### Your goal
Copy out each line below that has the word "gaseous" in it.

### Material provided
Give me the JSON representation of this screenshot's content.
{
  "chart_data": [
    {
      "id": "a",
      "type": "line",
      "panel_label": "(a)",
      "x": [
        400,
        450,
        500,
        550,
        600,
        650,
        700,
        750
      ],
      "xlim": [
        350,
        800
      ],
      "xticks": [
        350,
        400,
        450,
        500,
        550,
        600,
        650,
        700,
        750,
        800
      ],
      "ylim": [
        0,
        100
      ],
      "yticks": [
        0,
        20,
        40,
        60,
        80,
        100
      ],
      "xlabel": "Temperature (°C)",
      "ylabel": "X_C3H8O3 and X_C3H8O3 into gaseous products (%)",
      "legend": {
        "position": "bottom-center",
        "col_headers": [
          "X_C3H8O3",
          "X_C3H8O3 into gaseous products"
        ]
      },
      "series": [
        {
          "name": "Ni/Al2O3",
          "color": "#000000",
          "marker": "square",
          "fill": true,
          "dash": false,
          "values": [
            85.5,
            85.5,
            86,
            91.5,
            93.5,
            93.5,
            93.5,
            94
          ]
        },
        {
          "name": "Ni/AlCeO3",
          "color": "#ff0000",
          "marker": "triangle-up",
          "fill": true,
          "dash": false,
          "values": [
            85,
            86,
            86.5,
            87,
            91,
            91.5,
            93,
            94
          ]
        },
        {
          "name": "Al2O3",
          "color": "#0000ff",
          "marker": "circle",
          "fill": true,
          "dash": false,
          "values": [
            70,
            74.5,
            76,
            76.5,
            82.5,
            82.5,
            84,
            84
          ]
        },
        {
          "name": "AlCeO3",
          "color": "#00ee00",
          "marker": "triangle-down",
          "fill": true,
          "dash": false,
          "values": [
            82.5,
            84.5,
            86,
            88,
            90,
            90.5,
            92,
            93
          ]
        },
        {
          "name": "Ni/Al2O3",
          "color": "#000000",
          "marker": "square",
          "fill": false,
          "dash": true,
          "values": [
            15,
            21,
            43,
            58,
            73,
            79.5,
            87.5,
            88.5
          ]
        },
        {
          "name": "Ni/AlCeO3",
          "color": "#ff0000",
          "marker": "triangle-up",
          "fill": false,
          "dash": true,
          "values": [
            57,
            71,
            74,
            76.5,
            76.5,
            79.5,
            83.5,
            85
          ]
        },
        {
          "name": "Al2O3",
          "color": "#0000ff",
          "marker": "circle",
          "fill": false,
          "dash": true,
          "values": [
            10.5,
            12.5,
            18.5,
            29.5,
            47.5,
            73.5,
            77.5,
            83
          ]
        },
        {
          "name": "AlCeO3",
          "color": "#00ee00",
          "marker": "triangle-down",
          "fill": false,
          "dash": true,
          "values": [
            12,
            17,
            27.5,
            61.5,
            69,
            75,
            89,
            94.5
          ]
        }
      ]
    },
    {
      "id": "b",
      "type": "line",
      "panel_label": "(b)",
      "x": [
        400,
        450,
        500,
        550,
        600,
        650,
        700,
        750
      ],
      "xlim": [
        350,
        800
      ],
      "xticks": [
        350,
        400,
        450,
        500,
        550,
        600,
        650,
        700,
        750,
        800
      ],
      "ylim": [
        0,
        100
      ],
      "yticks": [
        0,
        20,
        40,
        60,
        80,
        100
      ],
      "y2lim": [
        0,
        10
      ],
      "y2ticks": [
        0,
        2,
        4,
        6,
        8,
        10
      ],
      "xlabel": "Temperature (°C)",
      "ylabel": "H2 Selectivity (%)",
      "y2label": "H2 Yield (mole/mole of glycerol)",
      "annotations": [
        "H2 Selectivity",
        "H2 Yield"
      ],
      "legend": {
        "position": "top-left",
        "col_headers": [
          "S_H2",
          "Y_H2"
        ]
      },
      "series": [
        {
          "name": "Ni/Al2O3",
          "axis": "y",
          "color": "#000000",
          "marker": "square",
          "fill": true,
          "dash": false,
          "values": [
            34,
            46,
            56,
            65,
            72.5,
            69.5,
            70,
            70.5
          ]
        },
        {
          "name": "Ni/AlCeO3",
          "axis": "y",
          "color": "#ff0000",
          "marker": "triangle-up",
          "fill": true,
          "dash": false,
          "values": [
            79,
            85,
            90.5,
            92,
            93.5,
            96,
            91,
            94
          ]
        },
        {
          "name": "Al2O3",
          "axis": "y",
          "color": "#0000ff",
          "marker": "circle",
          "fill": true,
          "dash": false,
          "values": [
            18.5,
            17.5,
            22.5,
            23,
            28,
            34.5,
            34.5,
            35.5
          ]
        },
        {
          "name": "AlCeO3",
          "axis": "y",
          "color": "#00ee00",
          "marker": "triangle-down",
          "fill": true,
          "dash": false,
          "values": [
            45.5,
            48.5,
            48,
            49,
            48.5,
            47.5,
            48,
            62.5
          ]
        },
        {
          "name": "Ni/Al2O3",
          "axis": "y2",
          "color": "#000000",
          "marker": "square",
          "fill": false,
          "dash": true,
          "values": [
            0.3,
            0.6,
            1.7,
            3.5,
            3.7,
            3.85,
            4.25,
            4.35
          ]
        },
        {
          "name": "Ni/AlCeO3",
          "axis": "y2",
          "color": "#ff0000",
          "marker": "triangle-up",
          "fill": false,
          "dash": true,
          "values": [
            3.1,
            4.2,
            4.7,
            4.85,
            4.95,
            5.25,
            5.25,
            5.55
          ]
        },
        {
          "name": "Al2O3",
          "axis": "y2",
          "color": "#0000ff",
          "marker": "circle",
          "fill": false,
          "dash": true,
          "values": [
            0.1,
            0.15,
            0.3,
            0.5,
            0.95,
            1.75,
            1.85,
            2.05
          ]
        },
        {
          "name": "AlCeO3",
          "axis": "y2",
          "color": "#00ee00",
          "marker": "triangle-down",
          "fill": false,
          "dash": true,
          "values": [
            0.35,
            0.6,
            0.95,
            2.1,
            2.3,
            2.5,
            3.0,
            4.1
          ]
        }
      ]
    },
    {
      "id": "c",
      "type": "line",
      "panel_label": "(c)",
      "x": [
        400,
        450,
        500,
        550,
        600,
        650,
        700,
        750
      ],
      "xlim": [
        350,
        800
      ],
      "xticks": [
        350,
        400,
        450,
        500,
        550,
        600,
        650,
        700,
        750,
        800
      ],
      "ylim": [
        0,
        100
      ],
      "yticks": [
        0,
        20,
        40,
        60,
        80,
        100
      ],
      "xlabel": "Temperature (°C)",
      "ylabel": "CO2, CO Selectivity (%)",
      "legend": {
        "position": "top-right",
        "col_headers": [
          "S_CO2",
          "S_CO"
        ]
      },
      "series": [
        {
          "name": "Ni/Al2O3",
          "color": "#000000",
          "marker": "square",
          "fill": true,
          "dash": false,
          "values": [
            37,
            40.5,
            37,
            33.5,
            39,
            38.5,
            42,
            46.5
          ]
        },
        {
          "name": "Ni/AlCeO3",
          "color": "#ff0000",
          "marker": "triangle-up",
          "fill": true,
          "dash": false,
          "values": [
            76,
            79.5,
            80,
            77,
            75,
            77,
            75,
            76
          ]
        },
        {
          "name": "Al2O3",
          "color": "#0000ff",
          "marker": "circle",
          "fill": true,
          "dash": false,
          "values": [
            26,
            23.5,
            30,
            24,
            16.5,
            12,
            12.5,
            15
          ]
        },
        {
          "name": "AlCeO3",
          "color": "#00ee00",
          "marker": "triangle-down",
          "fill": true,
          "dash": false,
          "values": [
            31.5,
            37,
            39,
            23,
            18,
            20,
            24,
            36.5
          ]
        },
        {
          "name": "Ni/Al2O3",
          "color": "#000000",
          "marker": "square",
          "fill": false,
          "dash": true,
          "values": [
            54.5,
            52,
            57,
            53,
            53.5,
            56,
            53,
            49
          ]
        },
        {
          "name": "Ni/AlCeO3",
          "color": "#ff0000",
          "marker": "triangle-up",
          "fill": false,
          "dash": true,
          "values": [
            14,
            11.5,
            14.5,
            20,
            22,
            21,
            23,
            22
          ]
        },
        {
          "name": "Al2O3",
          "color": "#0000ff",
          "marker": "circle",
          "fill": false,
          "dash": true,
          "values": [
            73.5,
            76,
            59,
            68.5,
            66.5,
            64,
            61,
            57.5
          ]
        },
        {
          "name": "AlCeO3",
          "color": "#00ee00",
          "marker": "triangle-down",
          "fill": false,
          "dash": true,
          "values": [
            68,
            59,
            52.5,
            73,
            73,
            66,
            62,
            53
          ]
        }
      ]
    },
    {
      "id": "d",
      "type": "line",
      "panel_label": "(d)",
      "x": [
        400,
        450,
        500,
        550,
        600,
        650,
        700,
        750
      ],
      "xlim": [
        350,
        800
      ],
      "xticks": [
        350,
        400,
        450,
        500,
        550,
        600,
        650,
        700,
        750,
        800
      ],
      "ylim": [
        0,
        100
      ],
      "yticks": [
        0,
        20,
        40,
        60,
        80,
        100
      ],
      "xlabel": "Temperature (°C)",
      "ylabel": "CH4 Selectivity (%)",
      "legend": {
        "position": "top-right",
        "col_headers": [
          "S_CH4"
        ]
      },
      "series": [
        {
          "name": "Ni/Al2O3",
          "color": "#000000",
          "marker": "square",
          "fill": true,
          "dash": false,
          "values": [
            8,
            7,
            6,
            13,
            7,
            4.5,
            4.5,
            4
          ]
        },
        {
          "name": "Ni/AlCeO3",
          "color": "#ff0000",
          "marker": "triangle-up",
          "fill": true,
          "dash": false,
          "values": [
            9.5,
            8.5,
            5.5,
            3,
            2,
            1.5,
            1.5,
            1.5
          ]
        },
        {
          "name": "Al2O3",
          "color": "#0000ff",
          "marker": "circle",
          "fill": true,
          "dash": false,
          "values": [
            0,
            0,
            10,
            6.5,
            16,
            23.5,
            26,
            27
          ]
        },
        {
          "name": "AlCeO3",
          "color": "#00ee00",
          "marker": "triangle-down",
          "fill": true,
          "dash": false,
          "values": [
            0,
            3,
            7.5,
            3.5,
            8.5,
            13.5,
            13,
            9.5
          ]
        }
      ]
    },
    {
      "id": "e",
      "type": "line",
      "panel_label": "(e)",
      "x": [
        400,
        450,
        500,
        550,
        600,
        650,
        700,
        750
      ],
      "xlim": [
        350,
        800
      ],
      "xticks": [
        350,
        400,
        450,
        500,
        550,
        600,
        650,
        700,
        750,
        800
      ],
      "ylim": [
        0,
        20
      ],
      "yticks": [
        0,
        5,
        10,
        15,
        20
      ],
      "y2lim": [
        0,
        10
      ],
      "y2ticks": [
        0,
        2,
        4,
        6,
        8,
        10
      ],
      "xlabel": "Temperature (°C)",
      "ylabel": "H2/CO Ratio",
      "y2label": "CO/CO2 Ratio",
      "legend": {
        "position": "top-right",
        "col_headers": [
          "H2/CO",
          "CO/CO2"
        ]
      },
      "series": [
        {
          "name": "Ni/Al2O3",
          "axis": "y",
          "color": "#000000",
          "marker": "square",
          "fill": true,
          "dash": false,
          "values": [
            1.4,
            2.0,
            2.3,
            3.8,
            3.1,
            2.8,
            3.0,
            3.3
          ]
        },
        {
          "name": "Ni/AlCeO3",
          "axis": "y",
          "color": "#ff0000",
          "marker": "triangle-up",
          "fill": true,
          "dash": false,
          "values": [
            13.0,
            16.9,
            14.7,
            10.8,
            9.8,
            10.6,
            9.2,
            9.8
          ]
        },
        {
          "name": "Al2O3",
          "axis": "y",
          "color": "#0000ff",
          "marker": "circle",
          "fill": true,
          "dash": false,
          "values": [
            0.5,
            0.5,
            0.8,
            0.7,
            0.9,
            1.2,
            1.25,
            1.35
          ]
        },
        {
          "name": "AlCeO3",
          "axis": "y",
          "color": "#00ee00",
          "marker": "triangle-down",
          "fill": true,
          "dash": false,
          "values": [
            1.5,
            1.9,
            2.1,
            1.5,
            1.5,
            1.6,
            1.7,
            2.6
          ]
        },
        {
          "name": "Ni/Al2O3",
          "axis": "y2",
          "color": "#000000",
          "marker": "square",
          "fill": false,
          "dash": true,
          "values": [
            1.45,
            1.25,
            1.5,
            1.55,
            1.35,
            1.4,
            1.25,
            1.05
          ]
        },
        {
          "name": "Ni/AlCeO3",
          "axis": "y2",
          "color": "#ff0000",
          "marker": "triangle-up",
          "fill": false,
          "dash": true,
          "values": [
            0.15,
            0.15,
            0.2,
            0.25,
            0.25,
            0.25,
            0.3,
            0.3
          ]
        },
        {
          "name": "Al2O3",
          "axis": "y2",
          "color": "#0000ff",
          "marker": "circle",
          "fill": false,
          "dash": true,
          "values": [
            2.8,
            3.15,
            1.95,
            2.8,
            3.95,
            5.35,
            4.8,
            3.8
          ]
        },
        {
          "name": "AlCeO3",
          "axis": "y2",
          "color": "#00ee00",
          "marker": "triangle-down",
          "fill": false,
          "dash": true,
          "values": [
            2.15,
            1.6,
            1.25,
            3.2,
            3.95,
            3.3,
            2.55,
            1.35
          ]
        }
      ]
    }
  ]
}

### Exercise answer
      "ylabel": "X_C3H8O3 and X_C3H8O3 into gaseous products (%)",
          "X_C3H8O3 into gaseous products"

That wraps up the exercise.